━━ Text passage ━━

# New Shorthair



## SamnTuck (Sep 18, 2008)

Hello all--figured this was good time to make my first post. I've been checking out this forum for the last couple months as I prepared to get my first German Shorthair. Well, we just picked him up Friday night and I couldn't be happier. We did the ol' wing on a string(in our case, rag covered in duck scent on a string) to test his natural pointing ability. I've heard that shorthairs sometimes develop their point a little later, but this certainly isn't the case with our little guy. Within about 20 seconds, he locked up on a nice staunch point. I was excited beyond belief. This is my first pointer and I know I have a TON of work ahead of me, but I think I'll have a pretty solid dog to work with. Enjoy the pictures!


----------



## sonic (Mar 9, 2007)

Last yr's picture - but still Good


----------



## SamnTuck (Sep 18, 2008)

Wow! That looks A LOT like our pup as far as markings and ticking goes. I'll be happy if he grows up to be half as good looking as your dog. Great point too!


----------



## nosib (Dec 4, 2008)

What's the weight and ages on these two dogs?


----------



## SamnTuck (Sep 18, 2008)

My boy is 8 weeks old and just under 10 pounds. The dam was less than 50 and the sire was about 60 though, so he shouldn't be too big of a Shorthair.


----------



## sonic (Mar 9, 2007)

━━━

Quote the forum thread about the new German Shorthair above word for word, from beginning to end.

━━ Provided data ━━

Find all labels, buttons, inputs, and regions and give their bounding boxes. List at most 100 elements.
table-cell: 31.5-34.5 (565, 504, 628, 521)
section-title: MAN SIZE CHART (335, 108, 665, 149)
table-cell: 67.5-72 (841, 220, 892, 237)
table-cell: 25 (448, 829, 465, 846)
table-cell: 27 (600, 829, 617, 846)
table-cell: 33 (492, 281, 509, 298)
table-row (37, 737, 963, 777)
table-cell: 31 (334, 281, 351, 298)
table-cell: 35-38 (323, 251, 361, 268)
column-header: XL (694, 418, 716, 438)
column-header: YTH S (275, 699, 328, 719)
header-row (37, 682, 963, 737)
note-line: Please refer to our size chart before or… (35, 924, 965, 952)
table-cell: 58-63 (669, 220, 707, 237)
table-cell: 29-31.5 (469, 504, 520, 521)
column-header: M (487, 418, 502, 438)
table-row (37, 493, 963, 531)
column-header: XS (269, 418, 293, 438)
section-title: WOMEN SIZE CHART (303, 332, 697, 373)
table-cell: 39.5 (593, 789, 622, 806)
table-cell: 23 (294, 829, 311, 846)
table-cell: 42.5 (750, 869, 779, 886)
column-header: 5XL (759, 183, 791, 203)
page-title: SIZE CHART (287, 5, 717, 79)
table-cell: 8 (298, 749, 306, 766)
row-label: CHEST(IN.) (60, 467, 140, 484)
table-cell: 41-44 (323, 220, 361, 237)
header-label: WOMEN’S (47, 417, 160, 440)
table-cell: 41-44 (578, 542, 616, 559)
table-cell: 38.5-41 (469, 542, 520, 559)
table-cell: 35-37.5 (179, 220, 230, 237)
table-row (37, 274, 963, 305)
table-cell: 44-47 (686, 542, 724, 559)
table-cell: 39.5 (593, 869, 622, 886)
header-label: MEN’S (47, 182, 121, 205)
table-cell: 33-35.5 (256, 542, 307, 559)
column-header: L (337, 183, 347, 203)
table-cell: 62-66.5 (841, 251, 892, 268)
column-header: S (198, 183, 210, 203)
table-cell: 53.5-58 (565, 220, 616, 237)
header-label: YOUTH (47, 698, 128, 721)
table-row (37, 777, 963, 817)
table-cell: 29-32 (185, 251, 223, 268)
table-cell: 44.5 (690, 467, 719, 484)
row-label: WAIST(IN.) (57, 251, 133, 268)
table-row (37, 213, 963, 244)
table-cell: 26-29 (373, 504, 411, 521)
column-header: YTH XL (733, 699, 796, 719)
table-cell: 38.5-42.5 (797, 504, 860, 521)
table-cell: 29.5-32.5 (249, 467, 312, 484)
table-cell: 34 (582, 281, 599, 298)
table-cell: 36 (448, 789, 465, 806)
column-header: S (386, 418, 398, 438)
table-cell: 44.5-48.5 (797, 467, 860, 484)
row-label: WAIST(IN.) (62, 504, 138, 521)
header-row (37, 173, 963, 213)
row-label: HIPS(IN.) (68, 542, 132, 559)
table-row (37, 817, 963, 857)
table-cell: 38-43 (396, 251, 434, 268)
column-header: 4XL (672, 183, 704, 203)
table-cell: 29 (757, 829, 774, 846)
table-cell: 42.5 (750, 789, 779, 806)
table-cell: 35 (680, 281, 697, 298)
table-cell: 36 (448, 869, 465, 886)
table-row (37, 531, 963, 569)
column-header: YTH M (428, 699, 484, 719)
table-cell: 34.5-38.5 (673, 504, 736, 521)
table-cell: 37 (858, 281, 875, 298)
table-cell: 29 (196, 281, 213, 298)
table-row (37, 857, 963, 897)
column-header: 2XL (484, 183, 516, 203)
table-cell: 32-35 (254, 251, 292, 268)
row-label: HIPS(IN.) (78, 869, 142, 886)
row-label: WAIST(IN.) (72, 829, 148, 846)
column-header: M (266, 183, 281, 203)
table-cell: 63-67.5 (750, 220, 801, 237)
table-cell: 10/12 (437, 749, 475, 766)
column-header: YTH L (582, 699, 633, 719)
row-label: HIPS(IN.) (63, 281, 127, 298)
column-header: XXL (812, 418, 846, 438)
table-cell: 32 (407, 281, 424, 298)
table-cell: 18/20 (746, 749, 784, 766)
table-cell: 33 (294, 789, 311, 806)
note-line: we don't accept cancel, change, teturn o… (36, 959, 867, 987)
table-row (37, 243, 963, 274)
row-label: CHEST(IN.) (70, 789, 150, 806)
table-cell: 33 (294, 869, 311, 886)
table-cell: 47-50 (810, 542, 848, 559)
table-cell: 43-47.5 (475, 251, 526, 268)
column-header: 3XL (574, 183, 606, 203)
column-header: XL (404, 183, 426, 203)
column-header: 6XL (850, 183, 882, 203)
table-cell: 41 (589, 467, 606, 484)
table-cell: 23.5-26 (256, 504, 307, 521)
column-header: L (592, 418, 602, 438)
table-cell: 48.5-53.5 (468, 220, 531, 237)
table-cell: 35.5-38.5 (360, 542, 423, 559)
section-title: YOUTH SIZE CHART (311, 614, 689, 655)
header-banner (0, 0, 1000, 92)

━━━

■ Output of the exercise
# New Shorthair



## SamnTuck (Sep 18, 2008)

Hello all--figured this was good time to make my first post. I've been checking out this forum for the last couple months as I prepared to get my first German Shorthair. Well, we just picked him up Friday night and I couldn't be happier. We did the ol' wing on a string(in our case, rag covered in duck scent on a string) to test his natural pointing ability. I've heard that shorthairs sometimes develop their point a little later, but this certainly isn't the case with our little guy. Within about 20 seconds, he locked up on a nice staunch point. I was excited beyond belief. This is my first pointer and I know I have a TON of work ahead of me, but I think I'll have a pretty solid dog to work with. Enjoy the pictures!


----------



## sonic (Mar 9, 2007)

Last yr's picture - but still Good


----------



## SamnTuck (Sep 18, 2008)

Wow! That looks A LOT like our pup as far as markings and ticking goes. I'll be happy if he grows up to be half as good looking as your dog. Great point too!


----------



## nosib (Dec 4, 2008)

What's the weight and ages on these two dogs?


----------



## SamnTuck (Sep 18, 2008)

My boy is 8 weeks old and just under 10 pounds. The dam was less than 50 and the sire was about 60 though, so he shouldn't be too big of a Shorthair.


----------



## sonic (Mar 9, 2007)